■ **Required work**: What follows is a listing to be transcribed exactly.

■ **Source material**:
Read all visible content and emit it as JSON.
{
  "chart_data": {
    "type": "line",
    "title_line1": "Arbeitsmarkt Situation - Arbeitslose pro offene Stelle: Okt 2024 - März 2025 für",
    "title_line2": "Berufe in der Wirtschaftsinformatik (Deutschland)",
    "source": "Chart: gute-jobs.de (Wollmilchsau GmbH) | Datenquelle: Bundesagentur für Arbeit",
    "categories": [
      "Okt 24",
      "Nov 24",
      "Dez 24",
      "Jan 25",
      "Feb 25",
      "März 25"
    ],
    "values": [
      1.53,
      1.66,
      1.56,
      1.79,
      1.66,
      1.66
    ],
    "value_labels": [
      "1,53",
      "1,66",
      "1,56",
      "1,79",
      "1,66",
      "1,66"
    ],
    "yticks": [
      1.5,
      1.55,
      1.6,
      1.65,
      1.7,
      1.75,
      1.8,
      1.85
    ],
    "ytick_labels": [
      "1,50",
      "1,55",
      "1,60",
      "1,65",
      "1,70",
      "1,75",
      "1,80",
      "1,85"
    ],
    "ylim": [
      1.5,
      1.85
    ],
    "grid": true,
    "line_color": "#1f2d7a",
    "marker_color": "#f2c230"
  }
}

■ **Solution to the problem**:
Read all visible content and emit it as JSON.
{
  "chart_data": {
    "type": "line",
    "title_line1": "Arbeitsmarkt Situation - Arbeitslose pro offene Stelle: Okt 2024 - März 2025 für",
    "title_line2": "Berufe in der Wirtschaftsinformatik (Deutschland)",
    "source": "Chart: gute-jobs.de (Wollmilchsau GmbH) | Datenquelle: Bundesagentur für Arbeit",
    "categories": [
      "Okt 24",
      "Nov 24",
      "Dez 24",
      "Jan 25",
      "Feb 25",
      "März 25"
    ],
    "values": [
      1.53,
      1.66,
      1.56,
      1.79,
      1.66,
      1.66
    ],
    "value_labels": [
      "1,53",
      "1,66",
      "1,56",
      "1,79",
      "1,66",
      "1,66"
    ],
    "yticks": [
      1.5,
      1.55,
      1.6,
      1.65,
      1.7,
      1.75,
      1.8,
      1.85
    ],
    "ytick_labels": [
      "1,50",
      "1,55",
      "1,60",
      "1,65",
      "1,70",
      "1,75",
      "1,80",
      "1,85"
    ],
    "ylim": [
      1.5,
      1.85
    ],
    "grid": true,
    "line_color": "#1f2d7a",
    "marker_color": "#f2c230"
  }
}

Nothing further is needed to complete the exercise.